[Dataset entries]
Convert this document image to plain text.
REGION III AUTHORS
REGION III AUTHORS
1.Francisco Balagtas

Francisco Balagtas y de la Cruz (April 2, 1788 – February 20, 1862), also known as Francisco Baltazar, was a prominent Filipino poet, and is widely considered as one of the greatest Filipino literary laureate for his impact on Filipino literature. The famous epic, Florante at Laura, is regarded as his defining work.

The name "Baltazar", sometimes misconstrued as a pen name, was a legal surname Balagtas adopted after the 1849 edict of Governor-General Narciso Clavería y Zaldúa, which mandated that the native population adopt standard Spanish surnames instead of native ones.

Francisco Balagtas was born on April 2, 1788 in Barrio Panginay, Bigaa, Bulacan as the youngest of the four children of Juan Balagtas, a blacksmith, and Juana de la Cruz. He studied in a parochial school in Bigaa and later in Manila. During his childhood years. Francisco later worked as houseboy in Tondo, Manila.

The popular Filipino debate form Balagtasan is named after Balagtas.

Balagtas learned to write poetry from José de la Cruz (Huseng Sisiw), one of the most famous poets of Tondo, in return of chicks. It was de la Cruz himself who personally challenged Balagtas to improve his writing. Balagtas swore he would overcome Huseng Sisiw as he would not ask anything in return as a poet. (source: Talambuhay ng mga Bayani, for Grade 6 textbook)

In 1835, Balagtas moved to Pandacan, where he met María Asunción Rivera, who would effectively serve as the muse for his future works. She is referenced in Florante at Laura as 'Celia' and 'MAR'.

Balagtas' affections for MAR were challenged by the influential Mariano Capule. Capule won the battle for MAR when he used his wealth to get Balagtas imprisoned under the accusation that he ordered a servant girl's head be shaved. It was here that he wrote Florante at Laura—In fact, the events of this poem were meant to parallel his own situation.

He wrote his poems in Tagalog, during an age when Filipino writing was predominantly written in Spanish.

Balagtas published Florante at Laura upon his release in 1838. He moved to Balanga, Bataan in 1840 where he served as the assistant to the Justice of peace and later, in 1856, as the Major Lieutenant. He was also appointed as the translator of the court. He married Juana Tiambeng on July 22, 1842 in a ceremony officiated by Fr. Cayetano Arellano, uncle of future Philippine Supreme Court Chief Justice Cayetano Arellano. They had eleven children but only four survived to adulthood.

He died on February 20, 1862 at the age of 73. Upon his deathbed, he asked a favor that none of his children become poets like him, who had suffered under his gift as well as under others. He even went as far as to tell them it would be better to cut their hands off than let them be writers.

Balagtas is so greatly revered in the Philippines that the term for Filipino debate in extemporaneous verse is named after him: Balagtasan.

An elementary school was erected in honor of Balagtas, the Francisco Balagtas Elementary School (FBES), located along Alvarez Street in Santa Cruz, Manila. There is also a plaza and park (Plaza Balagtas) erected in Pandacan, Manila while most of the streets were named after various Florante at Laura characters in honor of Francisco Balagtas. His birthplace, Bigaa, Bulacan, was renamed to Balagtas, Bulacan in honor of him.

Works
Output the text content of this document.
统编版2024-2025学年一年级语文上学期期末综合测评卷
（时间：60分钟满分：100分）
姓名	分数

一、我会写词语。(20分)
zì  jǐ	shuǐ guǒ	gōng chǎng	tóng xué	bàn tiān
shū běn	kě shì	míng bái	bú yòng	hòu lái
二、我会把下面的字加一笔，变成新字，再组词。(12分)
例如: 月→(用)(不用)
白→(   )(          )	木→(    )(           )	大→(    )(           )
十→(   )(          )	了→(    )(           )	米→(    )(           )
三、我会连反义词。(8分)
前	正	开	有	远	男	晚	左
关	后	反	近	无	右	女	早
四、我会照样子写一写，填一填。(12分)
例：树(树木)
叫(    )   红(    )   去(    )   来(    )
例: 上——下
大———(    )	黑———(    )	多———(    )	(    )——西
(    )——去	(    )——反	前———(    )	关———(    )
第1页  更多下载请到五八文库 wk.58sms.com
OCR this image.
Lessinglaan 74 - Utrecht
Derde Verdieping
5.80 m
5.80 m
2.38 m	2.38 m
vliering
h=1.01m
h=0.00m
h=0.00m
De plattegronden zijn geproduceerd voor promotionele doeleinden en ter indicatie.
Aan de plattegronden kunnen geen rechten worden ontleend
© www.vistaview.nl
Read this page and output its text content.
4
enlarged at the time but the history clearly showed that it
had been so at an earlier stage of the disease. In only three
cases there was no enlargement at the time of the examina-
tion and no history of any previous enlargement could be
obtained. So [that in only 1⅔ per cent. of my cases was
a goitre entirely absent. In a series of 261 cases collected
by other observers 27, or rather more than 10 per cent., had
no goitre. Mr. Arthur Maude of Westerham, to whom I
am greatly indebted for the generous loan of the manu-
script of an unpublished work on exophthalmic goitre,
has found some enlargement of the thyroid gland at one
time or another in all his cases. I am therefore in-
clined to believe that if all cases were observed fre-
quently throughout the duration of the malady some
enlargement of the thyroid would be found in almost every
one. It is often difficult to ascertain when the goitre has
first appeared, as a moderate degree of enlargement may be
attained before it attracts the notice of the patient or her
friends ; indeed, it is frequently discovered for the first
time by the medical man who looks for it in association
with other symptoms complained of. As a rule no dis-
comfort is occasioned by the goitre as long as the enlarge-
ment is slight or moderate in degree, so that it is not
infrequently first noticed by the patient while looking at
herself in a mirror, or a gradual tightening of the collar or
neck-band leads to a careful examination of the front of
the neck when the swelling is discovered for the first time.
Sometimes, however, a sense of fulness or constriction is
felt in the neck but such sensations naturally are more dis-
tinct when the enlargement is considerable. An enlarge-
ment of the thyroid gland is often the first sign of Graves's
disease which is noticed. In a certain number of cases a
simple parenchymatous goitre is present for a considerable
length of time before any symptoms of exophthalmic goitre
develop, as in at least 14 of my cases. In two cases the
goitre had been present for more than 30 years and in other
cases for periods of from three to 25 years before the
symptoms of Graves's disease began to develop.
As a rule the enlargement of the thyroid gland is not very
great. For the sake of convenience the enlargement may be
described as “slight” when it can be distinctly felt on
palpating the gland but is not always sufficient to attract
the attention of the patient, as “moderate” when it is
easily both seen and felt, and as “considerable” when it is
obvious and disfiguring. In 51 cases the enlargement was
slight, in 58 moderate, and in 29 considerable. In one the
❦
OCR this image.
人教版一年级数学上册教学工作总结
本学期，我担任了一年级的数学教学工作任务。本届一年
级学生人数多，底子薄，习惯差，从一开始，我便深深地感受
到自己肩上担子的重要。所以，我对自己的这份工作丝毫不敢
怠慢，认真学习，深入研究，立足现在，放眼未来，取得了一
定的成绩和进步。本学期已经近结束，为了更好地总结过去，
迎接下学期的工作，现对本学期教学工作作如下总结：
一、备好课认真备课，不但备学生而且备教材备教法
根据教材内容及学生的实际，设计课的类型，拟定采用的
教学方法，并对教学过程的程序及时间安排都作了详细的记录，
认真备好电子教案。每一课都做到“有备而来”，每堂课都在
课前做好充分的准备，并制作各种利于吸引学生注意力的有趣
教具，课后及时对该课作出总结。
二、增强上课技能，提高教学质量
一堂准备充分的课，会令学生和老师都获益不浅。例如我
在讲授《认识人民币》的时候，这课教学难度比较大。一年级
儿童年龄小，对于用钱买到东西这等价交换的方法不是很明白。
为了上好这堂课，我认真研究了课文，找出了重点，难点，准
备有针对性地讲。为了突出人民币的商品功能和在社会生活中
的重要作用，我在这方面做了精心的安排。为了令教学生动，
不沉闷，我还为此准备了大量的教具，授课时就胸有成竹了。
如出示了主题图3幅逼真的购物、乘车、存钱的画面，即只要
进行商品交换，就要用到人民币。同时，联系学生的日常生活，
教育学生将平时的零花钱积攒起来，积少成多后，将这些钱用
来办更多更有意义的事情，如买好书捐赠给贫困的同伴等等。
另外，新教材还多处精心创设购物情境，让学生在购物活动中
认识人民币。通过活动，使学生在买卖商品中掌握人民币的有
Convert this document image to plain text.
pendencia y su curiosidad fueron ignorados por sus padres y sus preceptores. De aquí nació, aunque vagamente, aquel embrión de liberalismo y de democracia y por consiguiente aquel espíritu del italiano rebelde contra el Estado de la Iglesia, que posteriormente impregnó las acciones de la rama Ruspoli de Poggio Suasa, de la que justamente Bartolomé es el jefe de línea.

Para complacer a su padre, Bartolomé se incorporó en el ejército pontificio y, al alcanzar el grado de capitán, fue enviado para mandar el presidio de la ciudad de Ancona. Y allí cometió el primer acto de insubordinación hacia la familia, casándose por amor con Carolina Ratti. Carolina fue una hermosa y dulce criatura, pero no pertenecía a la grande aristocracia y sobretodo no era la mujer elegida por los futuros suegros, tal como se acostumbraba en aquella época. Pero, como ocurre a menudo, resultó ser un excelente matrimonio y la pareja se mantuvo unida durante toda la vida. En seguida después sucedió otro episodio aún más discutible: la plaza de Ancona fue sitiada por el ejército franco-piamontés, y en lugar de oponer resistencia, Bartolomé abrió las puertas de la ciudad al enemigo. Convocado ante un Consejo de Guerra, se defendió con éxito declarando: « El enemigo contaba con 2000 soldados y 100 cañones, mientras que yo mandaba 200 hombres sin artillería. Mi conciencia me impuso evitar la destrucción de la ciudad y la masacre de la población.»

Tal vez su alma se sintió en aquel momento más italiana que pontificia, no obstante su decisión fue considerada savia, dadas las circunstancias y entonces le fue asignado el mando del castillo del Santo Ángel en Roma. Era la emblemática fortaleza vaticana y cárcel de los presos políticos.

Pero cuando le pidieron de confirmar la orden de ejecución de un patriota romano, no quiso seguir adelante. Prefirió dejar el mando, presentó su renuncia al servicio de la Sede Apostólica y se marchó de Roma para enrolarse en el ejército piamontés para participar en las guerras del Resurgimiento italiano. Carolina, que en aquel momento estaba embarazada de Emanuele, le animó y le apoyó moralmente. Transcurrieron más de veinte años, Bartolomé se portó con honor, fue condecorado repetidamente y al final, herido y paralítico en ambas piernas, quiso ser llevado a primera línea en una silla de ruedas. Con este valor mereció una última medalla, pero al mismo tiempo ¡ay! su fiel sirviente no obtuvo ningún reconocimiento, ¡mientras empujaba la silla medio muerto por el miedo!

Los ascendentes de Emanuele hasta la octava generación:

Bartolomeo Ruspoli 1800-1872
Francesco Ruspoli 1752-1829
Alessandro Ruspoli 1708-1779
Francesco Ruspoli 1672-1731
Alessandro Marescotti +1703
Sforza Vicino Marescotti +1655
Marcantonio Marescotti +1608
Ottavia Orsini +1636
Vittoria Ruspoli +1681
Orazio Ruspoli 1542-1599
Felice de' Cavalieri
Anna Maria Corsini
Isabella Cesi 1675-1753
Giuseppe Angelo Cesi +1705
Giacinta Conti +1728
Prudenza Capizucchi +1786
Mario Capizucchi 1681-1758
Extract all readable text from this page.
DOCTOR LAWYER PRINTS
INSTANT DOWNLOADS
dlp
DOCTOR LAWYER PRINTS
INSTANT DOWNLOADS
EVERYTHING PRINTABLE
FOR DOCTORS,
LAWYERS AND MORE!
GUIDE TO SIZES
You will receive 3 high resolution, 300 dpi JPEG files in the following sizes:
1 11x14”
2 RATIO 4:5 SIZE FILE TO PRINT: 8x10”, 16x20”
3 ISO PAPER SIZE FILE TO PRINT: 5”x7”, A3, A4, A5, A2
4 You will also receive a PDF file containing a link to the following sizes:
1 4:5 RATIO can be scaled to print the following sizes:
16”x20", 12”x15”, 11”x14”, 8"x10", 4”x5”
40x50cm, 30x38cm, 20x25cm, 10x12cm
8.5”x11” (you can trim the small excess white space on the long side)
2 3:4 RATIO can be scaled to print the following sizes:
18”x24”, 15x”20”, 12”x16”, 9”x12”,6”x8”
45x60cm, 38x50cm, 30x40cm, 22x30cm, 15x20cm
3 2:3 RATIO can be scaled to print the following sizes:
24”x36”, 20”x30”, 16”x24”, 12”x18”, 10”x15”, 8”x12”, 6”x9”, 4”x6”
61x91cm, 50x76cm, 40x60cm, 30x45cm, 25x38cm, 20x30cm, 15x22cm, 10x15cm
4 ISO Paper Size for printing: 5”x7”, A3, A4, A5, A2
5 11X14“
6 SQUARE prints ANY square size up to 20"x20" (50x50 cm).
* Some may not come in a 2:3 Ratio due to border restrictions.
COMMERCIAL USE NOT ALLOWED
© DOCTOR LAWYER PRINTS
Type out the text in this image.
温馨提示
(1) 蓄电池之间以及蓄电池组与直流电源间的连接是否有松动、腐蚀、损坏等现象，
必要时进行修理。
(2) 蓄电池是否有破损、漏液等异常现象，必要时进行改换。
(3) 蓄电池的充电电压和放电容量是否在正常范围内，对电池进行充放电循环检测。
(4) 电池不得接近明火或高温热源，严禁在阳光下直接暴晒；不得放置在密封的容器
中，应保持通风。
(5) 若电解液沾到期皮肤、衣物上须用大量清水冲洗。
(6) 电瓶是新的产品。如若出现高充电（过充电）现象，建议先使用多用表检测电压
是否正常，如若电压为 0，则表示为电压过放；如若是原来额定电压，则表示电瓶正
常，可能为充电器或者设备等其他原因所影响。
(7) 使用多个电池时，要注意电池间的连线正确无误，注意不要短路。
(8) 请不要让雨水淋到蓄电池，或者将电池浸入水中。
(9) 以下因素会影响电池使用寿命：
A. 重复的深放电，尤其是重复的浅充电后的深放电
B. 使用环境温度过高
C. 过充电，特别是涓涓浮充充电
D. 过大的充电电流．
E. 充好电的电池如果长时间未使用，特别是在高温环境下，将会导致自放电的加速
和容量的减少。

PROBLEM DESCRIPTION — Show the lines from the data above that contain the string "italiano".

SOLUTION TO THIS EXERCISE —
pendencia y su curiosidad fueron ignorados por sus padres y sus preceptores. De aquí nació, aunque vagamente, aquel embrión de liberalismo y de democracia y por consiguiente aquel espíritu del italiano rebelde contra el Estado de la Iglesia, que posteriormente impregnó las acciones de la rama Ruspoli de Poggio Suasa, de la que justamente Bartolomé es el jefe de línea.
Pero cuando le pidieron de confirmar la orden de ejecución de un patriota romano, no quiso seguir adelante. Prefirió dejar el mando, presentó su renuncia al servicio de la Sede Apostólica y se marchó de Roma para enrolarse en el ejército piamontés para participar en las guerras del Resurgimiento italiano. Carolina, que en aquel momento estaba embarazada de Emanuele, le animó y le apoyó moralmente. Transcurrieron más de veinte años, Bartolomé se portó con honor, fue condecorado repetidamente y al final, herido y paralítico en ambas piernas, quiso ser llevado a primera línea en una silla de ruedas. Con este valor mereció una última medalla, pero al mismo tiempo ¡ay! su fiel sirviente no obtuvo ningún reconocimiento, ¡mientras empujaba la silla medio muerto por el miedo!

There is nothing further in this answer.